• [Extracted material]

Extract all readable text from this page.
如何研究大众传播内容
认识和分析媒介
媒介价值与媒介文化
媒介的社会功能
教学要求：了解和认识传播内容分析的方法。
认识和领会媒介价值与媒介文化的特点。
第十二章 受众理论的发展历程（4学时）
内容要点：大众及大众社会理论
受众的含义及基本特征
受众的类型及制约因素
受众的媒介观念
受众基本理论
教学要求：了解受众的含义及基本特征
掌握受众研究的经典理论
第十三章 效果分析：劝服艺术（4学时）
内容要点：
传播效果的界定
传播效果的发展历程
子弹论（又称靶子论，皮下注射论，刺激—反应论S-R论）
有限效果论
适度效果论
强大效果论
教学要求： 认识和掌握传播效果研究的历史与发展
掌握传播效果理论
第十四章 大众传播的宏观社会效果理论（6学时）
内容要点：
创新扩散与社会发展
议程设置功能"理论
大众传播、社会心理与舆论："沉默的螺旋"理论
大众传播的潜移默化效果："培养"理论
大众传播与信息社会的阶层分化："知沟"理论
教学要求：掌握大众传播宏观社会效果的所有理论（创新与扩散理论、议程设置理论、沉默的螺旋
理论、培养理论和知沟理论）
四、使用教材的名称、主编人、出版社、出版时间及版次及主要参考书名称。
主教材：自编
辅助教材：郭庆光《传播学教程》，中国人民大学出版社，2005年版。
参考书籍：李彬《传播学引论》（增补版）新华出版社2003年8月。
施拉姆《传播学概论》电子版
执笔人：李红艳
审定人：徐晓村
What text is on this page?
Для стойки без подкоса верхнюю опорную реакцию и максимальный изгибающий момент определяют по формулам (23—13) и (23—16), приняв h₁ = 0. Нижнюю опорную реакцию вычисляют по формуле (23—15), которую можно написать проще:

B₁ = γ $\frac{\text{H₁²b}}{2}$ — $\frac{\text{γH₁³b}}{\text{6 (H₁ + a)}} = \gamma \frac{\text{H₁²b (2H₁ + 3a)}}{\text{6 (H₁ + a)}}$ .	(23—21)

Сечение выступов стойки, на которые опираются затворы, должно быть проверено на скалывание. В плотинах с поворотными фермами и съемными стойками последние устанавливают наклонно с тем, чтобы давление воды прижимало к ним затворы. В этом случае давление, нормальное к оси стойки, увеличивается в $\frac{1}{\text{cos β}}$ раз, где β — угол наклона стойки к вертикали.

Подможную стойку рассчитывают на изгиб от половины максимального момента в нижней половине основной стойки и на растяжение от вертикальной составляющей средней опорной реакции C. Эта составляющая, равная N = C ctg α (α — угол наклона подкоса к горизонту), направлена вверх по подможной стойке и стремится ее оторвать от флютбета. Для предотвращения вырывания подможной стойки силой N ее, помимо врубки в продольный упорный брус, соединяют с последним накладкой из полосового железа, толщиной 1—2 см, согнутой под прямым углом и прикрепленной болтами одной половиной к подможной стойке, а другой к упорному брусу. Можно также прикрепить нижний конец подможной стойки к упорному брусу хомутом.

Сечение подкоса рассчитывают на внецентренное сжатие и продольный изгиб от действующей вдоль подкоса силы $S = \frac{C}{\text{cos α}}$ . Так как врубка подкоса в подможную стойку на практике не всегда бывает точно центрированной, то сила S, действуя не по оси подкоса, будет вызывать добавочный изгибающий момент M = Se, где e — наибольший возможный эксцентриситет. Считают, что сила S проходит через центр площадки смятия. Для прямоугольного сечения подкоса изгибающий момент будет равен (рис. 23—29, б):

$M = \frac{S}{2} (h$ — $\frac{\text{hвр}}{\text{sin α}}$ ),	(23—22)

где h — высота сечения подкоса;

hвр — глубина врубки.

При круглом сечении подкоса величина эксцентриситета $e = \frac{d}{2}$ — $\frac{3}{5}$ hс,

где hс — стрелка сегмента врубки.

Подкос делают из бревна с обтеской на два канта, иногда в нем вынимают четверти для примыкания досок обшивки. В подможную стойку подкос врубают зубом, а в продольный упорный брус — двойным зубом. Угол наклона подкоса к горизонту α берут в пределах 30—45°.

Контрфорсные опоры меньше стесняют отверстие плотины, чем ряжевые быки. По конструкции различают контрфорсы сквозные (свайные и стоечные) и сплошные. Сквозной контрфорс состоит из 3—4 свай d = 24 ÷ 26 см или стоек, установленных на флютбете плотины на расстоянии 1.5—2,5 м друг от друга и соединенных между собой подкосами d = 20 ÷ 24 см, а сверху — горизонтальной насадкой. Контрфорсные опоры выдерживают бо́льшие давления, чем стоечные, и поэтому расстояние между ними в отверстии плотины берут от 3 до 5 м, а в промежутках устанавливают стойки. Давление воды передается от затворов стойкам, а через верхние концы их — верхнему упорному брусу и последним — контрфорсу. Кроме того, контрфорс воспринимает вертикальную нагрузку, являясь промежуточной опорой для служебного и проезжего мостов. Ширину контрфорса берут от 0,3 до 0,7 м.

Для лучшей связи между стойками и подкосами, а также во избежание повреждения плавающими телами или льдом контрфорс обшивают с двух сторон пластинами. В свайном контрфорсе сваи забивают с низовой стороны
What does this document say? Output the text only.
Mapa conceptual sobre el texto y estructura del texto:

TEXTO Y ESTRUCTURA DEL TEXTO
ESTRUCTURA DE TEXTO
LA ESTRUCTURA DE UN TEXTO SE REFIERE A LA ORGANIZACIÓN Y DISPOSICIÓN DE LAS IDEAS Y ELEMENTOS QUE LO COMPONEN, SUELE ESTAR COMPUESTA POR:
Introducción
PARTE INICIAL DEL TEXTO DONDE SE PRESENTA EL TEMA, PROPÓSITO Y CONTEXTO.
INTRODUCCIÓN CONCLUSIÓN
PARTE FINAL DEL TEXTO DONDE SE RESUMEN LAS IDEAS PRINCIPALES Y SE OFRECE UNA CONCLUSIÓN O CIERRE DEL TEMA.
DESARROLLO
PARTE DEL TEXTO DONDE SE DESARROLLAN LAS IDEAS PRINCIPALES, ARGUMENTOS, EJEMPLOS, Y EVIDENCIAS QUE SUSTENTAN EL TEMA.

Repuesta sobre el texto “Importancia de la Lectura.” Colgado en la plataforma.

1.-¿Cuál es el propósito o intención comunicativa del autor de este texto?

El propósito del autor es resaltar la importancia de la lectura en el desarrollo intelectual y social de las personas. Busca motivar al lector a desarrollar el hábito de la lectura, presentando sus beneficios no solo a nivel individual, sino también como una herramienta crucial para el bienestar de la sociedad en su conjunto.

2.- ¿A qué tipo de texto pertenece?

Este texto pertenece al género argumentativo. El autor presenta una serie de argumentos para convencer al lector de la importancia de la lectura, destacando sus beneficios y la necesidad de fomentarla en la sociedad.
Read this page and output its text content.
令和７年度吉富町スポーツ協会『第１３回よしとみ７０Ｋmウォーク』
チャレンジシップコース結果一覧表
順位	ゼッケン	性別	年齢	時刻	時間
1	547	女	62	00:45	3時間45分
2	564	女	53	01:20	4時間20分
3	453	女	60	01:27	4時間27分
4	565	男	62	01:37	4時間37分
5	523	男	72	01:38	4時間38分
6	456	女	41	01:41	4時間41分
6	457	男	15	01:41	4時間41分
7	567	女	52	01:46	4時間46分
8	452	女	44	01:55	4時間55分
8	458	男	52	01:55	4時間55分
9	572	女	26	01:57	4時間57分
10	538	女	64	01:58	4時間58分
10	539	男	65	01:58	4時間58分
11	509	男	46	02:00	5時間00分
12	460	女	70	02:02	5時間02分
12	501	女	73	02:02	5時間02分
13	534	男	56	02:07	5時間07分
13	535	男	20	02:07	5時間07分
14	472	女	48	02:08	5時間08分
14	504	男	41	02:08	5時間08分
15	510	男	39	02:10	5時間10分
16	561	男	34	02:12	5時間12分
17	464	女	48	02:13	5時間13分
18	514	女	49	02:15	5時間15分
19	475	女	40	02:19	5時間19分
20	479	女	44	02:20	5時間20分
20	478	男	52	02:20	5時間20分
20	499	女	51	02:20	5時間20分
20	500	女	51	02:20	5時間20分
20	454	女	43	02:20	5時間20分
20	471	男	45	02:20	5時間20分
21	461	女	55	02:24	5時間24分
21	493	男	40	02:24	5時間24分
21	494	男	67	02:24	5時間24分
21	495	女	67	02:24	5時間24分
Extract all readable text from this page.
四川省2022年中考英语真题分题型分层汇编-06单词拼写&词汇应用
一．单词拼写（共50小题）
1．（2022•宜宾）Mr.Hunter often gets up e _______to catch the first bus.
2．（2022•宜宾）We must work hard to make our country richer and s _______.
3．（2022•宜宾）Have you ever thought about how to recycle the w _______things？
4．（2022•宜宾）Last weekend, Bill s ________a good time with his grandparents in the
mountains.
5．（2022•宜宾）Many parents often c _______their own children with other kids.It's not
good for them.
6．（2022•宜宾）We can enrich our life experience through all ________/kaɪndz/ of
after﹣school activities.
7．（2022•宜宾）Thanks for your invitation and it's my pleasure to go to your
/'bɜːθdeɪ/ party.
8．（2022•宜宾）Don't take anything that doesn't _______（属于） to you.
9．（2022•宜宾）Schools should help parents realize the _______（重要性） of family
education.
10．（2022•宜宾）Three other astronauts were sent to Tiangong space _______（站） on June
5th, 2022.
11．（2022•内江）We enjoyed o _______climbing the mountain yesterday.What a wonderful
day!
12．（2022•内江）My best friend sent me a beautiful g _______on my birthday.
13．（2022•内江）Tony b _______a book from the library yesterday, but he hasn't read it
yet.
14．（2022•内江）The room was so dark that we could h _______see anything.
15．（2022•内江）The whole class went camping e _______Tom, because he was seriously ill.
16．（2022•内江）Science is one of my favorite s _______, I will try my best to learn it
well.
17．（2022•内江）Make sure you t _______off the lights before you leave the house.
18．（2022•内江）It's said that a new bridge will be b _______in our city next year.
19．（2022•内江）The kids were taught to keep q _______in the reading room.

• [Stated goal] Return each line that includes "PRINCIPALES".

• [Answer to this exercise]
PARTE FINAL DEL TEXTO DONDE SE RESUMEN LAS IDEAS PRINCIPALES Y SE OFRECE UNA CONCLUSIÓN O CIERRE DEL TEMA.
PARTE DEL TEXTO DONDE SE DESARROLLAN LAS IDEAS PRINCIPALES, ARGUMENTOS, EJEMPLOS, Y EVIDENCIAS QUE SUSTENTAN EL TEMA.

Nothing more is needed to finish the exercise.